==== Raw records ====

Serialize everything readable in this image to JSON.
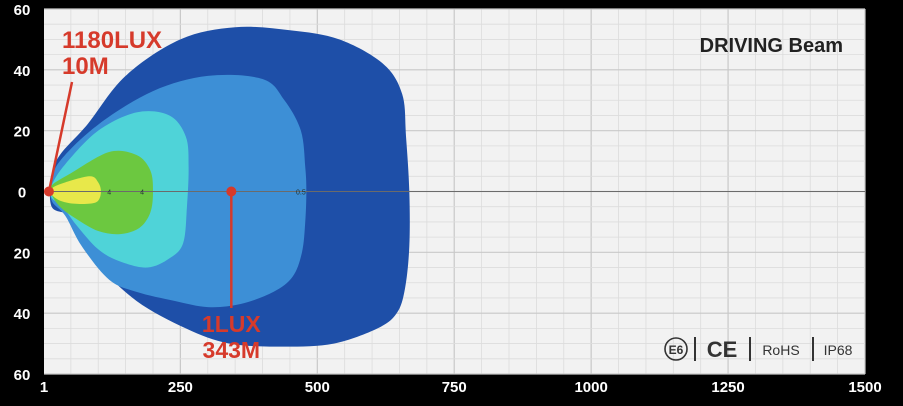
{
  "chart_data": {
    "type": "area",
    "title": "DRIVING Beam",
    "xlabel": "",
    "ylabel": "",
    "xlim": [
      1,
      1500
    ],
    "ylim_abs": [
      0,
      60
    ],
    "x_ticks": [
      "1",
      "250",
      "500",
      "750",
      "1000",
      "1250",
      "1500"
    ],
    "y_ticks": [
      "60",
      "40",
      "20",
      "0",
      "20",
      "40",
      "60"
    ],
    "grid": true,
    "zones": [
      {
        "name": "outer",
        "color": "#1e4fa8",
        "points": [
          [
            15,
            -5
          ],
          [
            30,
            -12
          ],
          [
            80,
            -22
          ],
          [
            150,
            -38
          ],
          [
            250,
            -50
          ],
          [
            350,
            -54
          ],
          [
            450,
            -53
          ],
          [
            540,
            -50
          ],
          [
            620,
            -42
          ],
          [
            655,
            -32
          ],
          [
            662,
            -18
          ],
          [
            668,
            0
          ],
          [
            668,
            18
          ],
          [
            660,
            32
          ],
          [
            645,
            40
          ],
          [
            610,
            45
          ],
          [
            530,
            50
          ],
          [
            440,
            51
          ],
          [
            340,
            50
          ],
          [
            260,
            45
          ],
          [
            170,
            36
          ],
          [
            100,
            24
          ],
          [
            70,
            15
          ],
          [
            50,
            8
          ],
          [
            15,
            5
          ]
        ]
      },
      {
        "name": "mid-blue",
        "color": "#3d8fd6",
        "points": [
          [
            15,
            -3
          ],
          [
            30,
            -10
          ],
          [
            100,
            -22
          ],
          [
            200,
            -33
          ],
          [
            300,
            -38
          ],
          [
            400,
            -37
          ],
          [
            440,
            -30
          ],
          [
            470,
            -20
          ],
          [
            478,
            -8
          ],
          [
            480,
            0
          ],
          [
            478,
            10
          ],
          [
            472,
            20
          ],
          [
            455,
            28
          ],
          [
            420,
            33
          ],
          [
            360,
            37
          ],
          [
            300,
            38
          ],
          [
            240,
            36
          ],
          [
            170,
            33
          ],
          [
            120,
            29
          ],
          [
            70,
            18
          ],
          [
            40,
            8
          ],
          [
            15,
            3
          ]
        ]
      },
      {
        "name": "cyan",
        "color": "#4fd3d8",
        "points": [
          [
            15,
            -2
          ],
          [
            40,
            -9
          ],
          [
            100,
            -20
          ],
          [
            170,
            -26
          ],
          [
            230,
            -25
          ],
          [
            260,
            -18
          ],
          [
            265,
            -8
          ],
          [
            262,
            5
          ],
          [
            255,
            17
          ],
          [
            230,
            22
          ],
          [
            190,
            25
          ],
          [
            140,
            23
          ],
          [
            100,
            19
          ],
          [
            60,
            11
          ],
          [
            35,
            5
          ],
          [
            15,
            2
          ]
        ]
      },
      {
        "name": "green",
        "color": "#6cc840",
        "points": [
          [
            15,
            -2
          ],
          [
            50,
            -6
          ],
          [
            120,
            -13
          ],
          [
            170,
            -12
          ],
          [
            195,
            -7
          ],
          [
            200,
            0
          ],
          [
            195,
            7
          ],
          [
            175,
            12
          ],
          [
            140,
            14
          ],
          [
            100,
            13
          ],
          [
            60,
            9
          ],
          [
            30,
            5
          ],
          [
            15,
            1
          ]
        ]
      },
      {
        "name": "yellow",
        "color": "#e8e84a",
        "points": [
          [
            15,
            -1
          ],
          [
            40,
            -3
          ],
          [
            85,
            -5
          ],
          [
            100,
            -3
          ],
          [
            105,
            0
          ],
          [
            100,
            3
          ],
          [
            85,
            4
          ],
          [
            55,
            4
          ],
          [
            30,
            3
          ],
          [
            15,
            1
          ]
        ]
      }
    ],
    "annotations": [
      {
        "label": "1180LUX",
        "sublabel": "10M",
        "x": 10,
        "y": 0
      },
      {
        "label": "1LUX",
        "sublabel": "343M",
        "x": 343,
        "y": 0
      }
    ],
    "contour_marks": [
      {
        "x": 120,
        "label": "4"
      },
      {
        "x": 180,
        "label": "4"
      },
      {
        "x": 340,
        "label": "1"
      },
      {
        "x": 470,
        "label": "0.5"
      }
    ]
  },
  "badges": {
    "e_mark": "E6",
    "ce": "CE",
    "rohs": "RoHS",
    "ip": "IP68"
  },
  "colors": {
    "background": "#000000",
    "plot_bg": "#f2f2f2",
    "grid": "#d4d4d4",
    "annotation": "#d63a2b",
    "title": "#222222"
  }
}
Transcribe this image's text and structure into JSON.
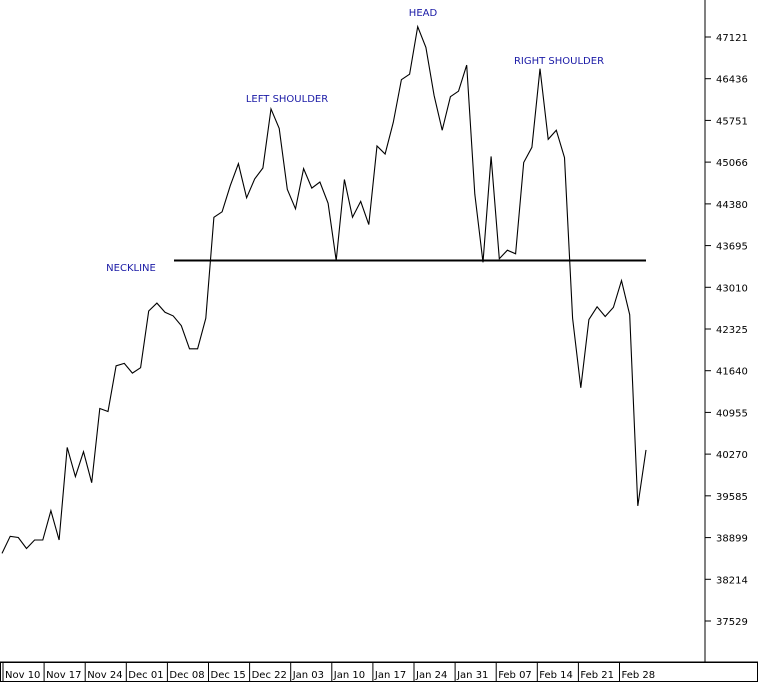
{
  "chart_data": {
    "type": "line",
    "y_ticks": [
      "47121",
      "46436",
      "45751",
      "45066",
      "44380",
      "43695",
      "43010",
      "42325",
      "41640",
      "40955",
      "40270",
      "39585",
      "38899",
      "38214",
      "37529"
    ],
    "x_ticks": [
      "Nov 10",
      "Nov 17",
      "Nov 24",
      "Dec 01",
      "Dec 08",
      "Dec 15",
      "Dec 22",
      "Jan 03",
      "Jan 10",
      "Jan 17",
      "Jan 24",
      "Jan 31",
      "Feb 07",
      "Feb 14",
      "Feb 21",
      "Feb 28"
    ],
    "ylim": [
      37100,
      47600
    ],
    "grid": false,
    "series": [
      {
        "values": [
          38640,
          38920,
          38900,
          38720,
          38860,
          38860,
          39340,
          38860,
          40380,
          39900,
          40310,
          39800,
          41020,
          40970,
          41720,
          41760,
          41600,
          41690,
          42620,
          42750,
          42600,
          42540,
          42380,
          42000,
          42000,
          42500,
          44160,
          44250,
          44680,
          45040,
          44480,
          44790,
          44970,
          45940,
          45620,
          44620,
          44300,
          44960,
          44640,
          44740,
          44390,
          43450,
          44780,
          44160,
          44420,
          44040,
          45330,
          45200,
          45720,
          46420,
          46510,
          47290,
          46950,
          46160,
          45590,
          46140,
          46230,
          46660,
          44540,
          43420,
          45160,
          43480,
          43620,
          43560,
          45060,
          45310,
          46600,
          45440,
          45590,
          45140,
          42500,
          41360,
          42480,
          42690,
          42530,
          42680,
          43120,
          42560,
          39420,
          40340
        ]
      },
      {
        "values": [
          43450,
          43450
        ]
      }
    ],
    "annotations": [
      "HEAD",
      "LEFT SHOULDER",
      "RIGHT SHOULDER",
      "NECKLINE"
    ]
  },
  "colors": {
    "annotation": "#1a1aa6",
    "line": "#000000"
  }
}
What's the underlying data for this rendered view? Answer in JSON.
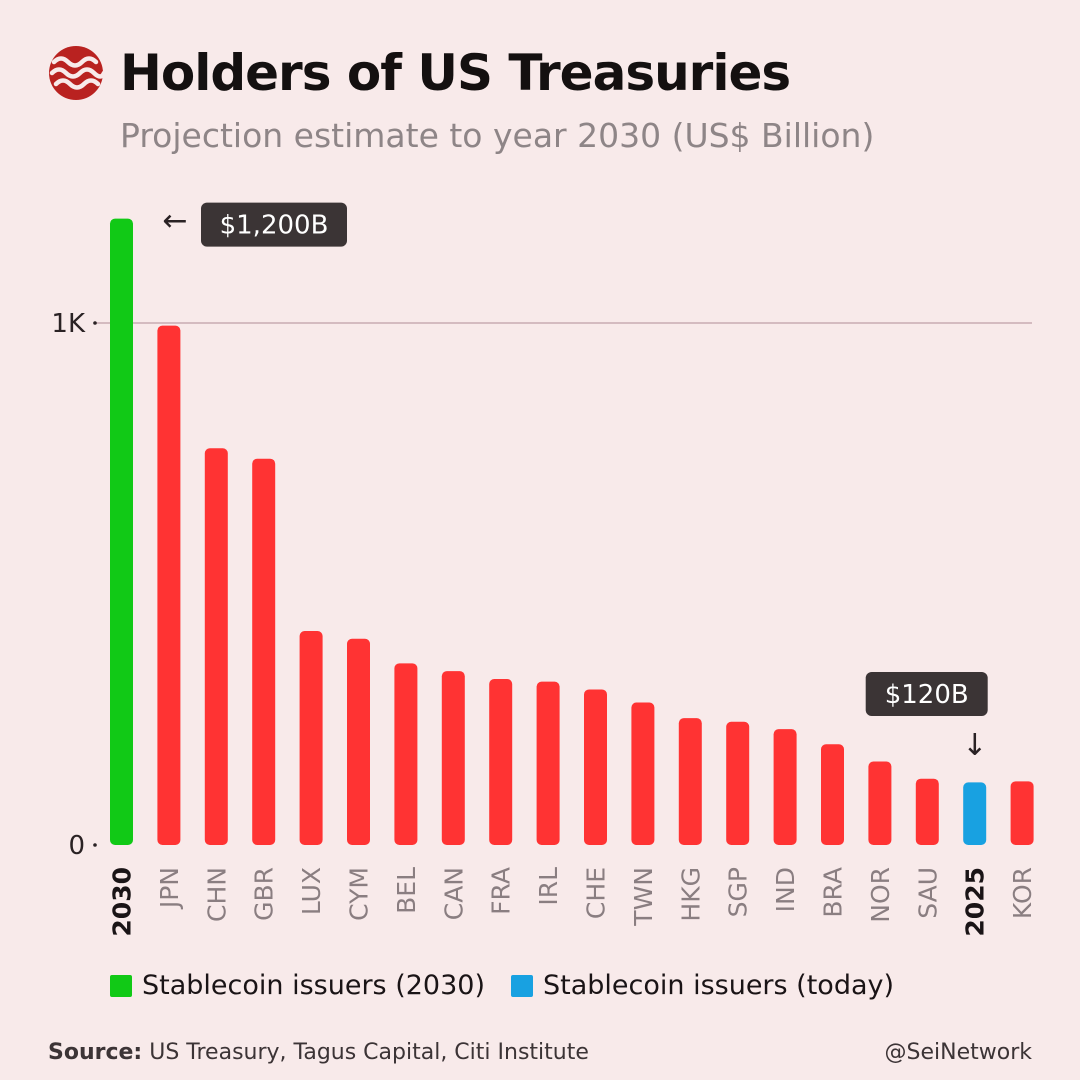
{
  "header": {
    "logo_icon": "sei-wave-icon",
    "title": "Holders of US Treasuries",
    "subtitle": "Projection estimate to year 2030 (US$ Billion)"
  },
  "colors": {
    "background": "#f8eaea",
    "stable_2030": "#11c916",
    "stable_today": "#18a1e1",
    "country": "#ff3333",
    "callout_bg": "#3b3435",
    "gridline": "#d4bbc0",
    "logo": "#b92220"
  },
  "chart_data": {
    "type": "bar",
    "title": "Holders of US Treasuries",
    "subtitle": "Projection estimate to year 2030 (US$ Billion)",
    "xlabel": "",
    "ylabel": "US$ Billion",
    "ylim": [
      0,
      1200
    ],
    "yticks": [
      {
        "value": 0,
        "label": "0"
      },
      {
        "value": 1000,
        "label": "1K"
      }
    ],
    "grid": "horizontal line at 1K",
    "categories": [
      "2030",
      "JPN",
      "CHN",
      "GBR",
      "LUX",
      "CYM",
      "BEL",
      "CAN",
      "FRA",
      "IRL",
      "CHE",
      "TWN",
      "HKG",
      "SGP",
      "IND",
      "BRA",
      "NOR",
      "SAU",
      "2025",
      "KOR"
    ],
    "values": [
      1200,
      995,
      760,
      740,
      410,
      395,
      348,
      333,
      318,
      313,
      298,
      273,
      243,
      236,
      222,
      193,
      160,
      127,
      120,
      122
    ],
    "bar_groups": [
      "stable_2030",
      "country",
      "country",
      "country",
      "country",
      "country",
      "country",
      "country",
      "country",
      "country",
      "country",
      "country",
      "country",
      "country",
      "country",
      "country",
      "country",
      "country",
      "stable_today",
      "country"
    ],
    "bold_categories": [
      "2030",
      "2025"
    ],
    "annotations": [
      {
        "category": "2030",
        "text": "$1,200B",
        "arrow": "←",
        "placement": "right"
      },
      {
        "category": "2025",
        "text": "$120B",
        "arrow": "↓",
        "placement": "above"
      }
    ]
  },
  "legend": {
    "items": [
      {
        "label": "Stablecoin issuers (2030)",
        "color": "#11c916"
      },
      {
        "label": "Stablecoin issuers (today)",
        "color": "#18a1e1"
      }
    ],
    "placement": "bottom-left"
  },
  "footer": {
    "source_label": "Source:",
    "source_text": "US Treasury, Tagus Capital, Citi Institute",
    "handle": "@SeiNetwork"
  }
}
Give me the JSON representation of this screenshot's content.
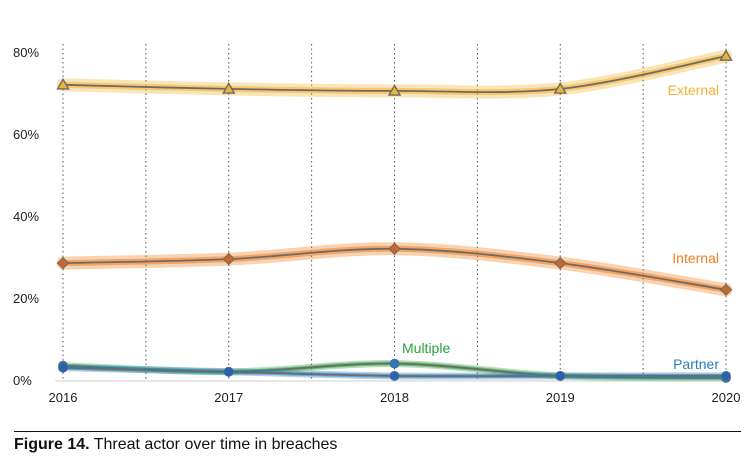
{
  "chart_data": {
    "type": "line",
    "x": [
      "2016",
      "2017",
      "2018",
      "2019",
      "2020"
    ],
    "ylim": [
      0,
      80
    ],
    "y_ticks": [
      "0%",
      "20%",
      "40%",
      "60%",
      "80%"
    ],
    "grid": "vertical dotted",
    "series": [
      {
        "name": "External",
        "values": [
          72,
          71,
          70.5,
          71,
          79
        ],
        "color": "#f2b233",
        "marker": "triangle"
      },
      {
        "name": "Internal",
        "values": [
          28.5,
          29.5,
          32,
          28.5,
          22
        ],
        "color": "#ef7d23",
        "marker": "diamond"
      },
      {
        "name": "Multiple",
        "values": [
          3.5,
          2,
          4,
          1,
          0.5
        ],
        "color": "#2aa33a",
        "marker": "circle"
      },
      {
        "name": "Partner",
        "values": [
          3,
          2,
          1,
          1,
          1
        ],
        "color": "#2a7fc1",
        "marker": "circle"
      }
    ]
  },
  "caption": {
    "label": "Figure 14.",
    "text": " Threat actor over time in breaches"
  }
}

====

### Work required
Using the data above, say how many lines include "background". No other reply is needed.

### Answer to the task
2